Job = Repeat all the records exactly, omitting pictures.

####################

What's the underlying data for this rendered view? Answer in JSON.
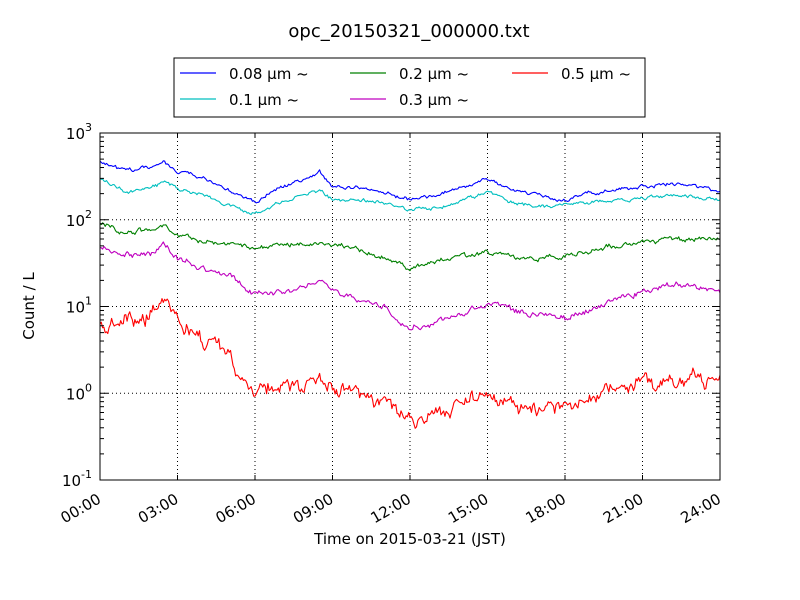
{
  "chart_data": {
    "type": "line",
    "title": "opc_20150321_000000.txt",
    "xlabel": "Time on 2015-03-21 (JST)",
    "ylabel": "Count / L",
    "x_unit": "hours",
    "xlim": [
      0,
      24
    ],
    "ylim": [
      0.1,
      1000
    ],
    "yscale": "log",
    "grid": true,
    "legend_position": "top-center",
    "x_tick_labels": [
      "00:00",
      "03:00",
      "06:00",
      "09:00",
      "12:00",
      "15:00",
      "18:00",
      "21:00",
      "24:00"
    ],
    "y_tick_labels": [
      {
        "base": "10",
        "exp": "-1"
      },
      {
        "base": "10",
        "exp": "0"
      },
      {
        "base": "10",
        "exp": "1"
      },
      {
        "base": "10",
        "exp": "2"
      },
      {
        "base": "10",
        "exp": "3"
      }
    ],
    "x": [
      0,
      1,
      2,
      2.5,
      3,
      4,
      5,
      6,
      7,
      8,
      8.5,
      9,
      10,
      11,
      12,
      13,
      14,
      15,
      16,
      17,
      18,
      19,
      20,
      21,
      22,
      23,
      24
    ],
    "series": [
      {
        "name": "0.08 μm ~",
        "color": "#0000ff",
        "noise": 0.015,
        "values": [
          480,
          360,
          400,
          470,
          370,
          300,
          220,
          160,
          240,
          290,
          350,
          240,
          230,
          210,
          170,
          190,
          240,
          290,
          220,
          190,
          170,
          200,
          220,
          240,
          260,
          250,
          210
        ]
      },
      {
        "name": "0.1 μm ~",
        "color": "#00bfbf",
        "noise": 0.015,
        "values": [
          300,
          210,
          230,
          280,
          230,
          190,
          150,
          115,
          160,
          200,
          220,
          170,
          170,
          160,
          130,
          140,
          165,
          210,
          160,
          140,
          150,
          160,
          165,
          175,
          195,
          185,
          165
        ]
      },
      {
        "name": "0.2 μm ~",
        "color": "#008000",
        "noise": 0.02,
        "values": [
          92,
          72,
          75,
          88,
          65,
          58,
          52,
          46,
          52,
          55,
          55,
          50,
          45,
          38,
          27,
          33,
          38,
          42,
          37,
          35,
          38,
          45,
          50,
          55,
          60,
          60,
          58
        ]
      },
      {
        "name": "0.3 μm ~",
        "color": "#bf00bf",
        "noise": 0.025,
        "values": [
          48,
          40,
          42,
          50,
          36,
          28,
          22,
          14,
          15,
          17,
          18,
          15,
          12,
          10,
          5.5,
          6.8,
          8.5,
          11,
          9,
          8.5,
          7.5,
          9,
          12,
          15,
          17,
          17,
          15
        ]
      },
      {
        "name": "0.5 μm ~",
        "color": "#ff0000",
        "noise": 0.06,
        "values": [
          6,
          6.8,
          8,
          10.5,
          7,
          4,
          2.6,
          1.1,
          1.2,
          1.3,
          1.5,
          1.1,
          1.0,
          0.75,
          0.5,
          0.6,
          0.75,
          0.95,
          0.75,
          0.65,
          0.65,
          0.9,
          1.1,
          1.25,
          1.35,
          1.45,
          1.3
        ]
      }
    ]
  }
}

####################

Written reply =
What's the underlying data for this rendered view? Answer in JSON.
{
  "chart_data": {
    "type": "line",
    "title": "opc_20150321_000000.txt",
    "xlabel": "Time on 2015-03-21 (JST)",
    "ylabel": "Count / L",
    "x_unit": "hours",
    "xlim": [
      0,
      24
    ],
    "ylim": [
      0.1,
      1000
    ],
    "yscale": "log",
    "grid": true,
    "legend_position": "top-center",
    "x_tick_labels": [
      "00:00",
      "03:00",
      "06:00",
      "09:00",
      "12:00",
      "15:00",
      "18:00",
      "21:00",
      "24:00"
    ],
    "y_tick_labels": [
      {
        "base": "10",
        "exp": "-1"
      },
      {
        "base": "10",
        "exp": "0"
      },
      {
        "base": "10",
        "exp": "1"
      },
      {
        "base": "10",
        "exp": "2"
      },
      {
        "base": "10",
        "exp": "3"
      }
    ],
    "x": [
      0,
      1,
      2,
      2.5,
      3,
      4,
      5,
      6,
      7,
      8,
      8.5,
      9,
      10,
      11,
      12,
      13,
      14,
      15,
      16,
      17,
      18,
      19,
      20,
      21,
      22,
      23,
      24
    ],
    "series": [
      {
        "name": "0.08 μm ~",
        "color": "#0000ff",
        "noise": 0.015,
        "values": [
          480,
          360,
          400,
          470,
          370,
          300,
          220,
          160,
          240,
          290,
          350,
          240,
          230,
          210,
          170,
          190,
          240,
          290,
          220,
          190,
          170,
          200,
          220,
          240,
          260,
          250,
          210
        ]
      },
      {
        "name": "0.1 μm ~",
        "color": "#00bfbf",
        "noise": 0.015,
        "values": [
          300,
          210,
          230,
          280,
          230,
          190,
          150,
          115,
          160,
          200,
          220,
          170,
          170,
          160,
          130,
          140,
          165,
          210,
          160,
          140,
          150,
          160,
          165,
          175,
          195,
          185,
          165
        ]
      },
      {
        "name": "0.2 μm ~",
        "color": "#008000",
        "noise": 0.02,
        "values": [
          92,
          72,
          75,
          88,
          65,
          58,
          52,
          46,
          52,
          55,
          55,
          50,
          45,
          38,
          27,
          33,
          38,
          42,
          37,
          35,
          38,
          45,
          50,
          55,
          60,
          60,
          58
        ]
      },
      {
        "name": "0.3 μm ~",
        "color": "#bf00bf",
        "noise": 0.025,
        "values": [
          48,
          40,
          42,
          50,
          36,
          28,
          22,
          14,
          15,
          17,
          18,
          15,
          12,
          10,
          5.5,
          6.8,
          8.5,
          11,
          9,
          8.5,
          7.5,
          9,
          12,
          15,
          17,
          17,
          15
        ]
      },
      {
        "name": "0.5 μm ~",
        "color": "#ff0000",
        "noise": 0.06,
        "values": [
          6,
          6.8,
          8,
          10.5,
          7,
          4,
          2.6,
          1.1,
          1.2,
          1.3,
          1.5,
          1.1,
          1.0,
          0.75,
          0.5,
          0.6,
          0.75,
          0.95,
          0.75,
          0.65,
          0.65,
          0.9,
          1.1,
          1.25,
          1.35,
          1.45,
          1.3
        ]
      }
    ]
  }
}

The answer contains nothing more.